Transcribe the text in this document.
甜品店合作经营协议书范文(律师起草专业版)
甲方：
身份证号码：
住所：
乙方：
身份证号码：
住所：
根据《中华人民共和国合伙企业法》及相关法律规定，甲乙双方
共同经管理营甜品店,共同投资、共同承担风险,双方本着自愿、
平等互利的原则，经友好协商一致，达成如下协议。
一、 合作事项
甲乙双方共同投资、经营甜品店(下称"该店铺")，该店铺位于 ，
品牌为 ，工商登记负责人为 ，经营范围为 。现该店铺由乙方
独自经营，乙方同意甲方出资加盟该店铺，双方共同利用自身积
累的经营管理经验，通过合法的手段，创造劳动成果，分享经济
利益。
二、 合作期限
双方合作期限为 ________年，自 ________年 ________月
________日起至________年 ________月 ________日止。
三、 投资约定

### [The request]
What do the records say? Quote them all exactly.

### [Answer to the exercise]
Transcribe the text in this document.
甜品店合作经营协议书范文(律师起草专业版)
甲方：
身份证号码：
住所：
乙方：
身份证号码：
住所：
根据《中华人民共和国合伙企业法》及相关法律规定，甲乙双方
共同经管理营甜品店,共同投资、共同承担风险,双方本着自愿、
平等互利的原则，经友好协商一致，达成如下协议。
一、 合作事项
甲乙双方共同投资、经营甜品店(下称"该店铺")，该店铺位于 ，
品牌为 ，工商登记负责人为 ，经营范围为 。现该店铺由乙方
独自经营，乙方同意甲方出资加盟该店铺，双方共同利用自身积
累的经营管理经验，通过合法的手段，创造劳动成果，分享经济
利益。
二、 合作期限
双方合作期限为 ________年，自 ________年 ________月
________日起至________年 ________月 ________日止。
三、 投资约定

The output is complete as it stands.